Print the data that follows exactly.

━━ Data supplied ━━

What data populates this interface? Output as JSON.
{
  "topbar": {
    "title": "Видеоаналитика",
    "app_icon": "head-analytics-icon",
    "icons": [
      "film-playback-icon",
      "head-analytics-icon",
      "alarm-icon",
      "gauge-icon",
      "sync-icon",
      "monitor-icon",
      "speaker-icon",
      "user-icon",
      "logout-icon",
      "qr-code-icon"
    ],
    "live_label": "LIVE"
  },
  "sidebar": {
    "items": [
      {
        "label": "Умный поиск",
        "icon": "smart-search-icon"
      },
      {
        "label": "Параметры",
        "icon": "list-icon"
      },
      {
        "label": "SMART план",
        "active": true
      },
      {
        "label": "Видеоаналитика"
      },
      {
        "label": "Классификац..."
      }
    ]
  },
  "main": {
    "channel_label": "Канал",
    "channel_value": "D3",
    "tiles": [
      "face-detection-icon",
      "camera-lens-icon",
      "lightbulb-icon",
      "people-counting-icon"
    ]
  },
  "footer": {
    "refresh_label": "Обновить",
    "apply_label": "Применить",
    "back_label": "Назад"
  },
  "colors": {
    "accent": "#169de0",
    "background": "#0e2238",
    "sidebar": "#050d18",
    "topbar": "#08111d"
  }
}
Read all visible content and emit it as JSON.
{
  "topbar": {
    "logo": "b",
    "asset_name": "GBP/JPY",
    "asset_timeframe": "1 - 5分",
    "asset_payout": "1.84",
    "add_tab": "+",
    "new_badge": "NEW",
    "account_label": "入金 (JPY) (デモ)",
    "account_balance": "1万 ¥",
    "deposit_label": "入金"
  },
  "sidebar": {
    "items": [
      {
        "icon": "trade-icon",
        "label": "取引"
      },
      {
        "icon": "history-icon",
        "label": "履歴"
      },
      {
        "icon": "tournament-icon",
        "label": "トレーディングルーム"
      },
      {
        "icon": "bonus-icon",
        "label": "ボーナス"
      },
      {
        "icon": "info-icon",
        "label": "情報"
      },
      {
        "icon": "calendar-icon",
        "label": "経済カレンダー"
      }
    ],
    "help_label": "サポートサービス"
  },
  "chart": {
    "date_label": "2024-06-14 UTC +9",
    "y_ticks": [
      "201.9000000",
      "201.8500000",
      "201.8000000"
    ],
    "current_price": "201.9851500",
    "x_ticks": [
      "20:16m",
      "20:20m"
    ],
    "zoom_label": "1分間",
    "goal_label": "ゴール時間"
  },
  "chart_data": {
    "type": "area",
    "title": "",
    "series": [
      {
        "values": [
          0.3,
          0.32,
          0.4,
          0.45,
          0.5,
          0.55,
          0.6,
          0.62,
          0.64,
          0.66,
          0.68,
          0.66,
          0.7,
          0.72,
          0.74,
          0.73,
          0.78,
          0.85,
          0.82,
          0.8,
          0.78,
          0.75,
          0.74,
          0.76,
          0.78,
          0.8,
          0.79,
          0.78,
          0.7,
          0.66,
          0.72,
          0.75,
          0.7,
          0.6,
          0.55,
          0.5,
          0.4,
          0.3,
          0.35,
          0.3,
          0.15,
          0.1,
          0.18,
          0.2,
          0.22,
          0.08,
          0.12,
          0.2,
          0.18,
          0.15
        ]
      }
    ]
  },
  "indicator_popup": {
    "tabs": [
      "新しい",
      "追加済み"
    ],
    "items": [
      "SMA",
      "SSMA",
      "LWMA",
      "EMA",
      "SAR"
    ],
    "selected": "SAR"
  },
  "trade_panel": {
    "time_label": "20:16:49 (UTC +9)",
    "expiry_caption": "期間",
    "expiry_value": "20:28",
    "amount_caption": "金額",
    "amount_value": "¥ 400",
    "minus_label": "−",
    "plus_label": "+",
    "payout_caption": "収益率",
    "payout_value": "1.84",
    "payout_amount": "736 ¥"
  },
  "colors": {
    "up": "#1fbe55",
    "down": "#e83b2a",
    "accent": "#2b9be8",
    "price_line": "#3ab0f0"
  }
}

━━━

[Output of the exercise]
What data populates this interface? Output as JSON.
{
  "topbar": {
    "title": "Видеоаналитика",
    "app_icon": "head-analytics-icon",
    "icons": [
      "film-playback-icon",
      "head-analytics-icon",
      "alarm-icon",
      "gauge-icon",
      "sync-icon",
      "monitor-icon",
      "speaker-icon",
      "user-icon",
      "logout-icon",
      "qr-code-icon"
    ],
    "live_label": "LIVE"
  },
  "sidebar": {
    "items": [
      {
        "label": "Умный поиск",
        "icon": "smart-search-icon"
      },
      {
        "label": "Параметры",
        "icon": "list-icon"
      },
      {
        "label": "SMART план",
        "active": true
      },
      {
        "label": "Видеоаналитика"
      },
      {
        "label": "Классификац..."
      }
    ]
  },
  "main": {
    "channel_label": "Канал",
    "channel_value": "D3",
    "tiles": [
      "face-detection-icon",
      "camera-lens-icon",
      "lightbulb-icon",
      "people-counting-icon"
    ]
  },
  "footer": {
    "refresh_label": "Обновить",
    "apply_label": "Применить",
    "back_label": "Назад"
  },
  "colors": {
    "accent": "#169de0",
    "background": "#0e2238",
    "sidebar": "#050d18",
    "topbar": "#08111d"
  }
}
Read all visible content and emit it as JSON.
{
  "topbar": {
    "logo": "b",
    "asset_name": "GBP/JPY",
    "asset_timeframe": "1 - 5分",
    "asset_payout": "1.84",
    "add_tab": "+",
    "new_badge": "NEW",
    "account_label": "入金 (JPY) (デモ)",
    "account_balance": "1万 ¥",
    "deposit_label": "入金"
  },
  "sidebar": {
    "items": [
      {
        "icon": "trade-icon",
        "label": "取引"
      },
      {
        "icon": "history-icon",
        "label": "履歴"
      },
      {
        "icon": "tournament-icon",
        "label": "トレーディングルーム"
      },
      {
        "icon": "bonus-icon",
        "label": "ボーナス"
      },
      {
        "icon": "info-icon",
        "label": "情報"
      },
      {
        "icon": "calendar-icon",
        "label": "経済カレンダー"
      }
    ],
    "help_label": "サポートサービス"
  },
  "chart": {
    "date_label": "2024-06-14 UTC +9",
    "y_ticks": [
      "201.9000000",
      "201.8500000",
      "201.8000000"
    ],
    "current_price": "201.9851500",
    "x_ticks": [
      "20:16m",
      "20:20m"
    ],
    "zoom_label": "1分間",
    "goal_label": "ゴール時間"
  },
  "chart_data": {
    "type": "area",
    "title": "",
    "series": [
      {
        "values": [
          0.3,
          0.32,
          0.4,
          0.45,
          0.5,
          0.55,
          0.6,
          0.62,
          0.64,
          0.66,
          0.68,
          0.66,
          0.7,
          0.72,
          0.74,
          0.73,
          0.78,
          0.85,
          0.82,
          0.8,
          0.78,
          0.75,
          0.74,
          0.76,
          0.78,
          0.8,
          0.79,
          0.78,
          0.7,
          0.66,
          0.72,
          0.75,
          0.7,
          0.6,
          0.55,
          0.5,
          0.4,
          0.3,
          0.35,
          0.3,
          0.15,
          0.1,
          0.18,
          0.2,
          0.22,
          0.08,
          0.12,
          0.2,
          0.18,
          0.15
        ]
      }
    ]
  },
  "indicator_popup": {
    "tabs": [
      "新しい",
      "追加済み"
    ],
    "items": [
      "SMA",
      "SSMA",
      "LWMA",
      "EMA",
      "SAR"
    ],
    "selected": "SAR"
  },
  "trade_panel": {
    "time_label": "20:16:49 (UTC +9)",
    "expiry_caption": "期間",
    "expiry_value": "20:28",
    "amount_caption": "金額",
    "amount_value": "¥ 400",
    "minus_label": "−",
    "plus_label": "+",
    "payout_caption": "収益率",
    "payout_value": "1.84",
    "payout_amount": "736 ¥"
  },
  "colors": {
    "up": "#1fbe55",
    "down": "#e83b2a",
    "accent": "#2b9be8",
    "price_line": "#3ab0f0"
  }
}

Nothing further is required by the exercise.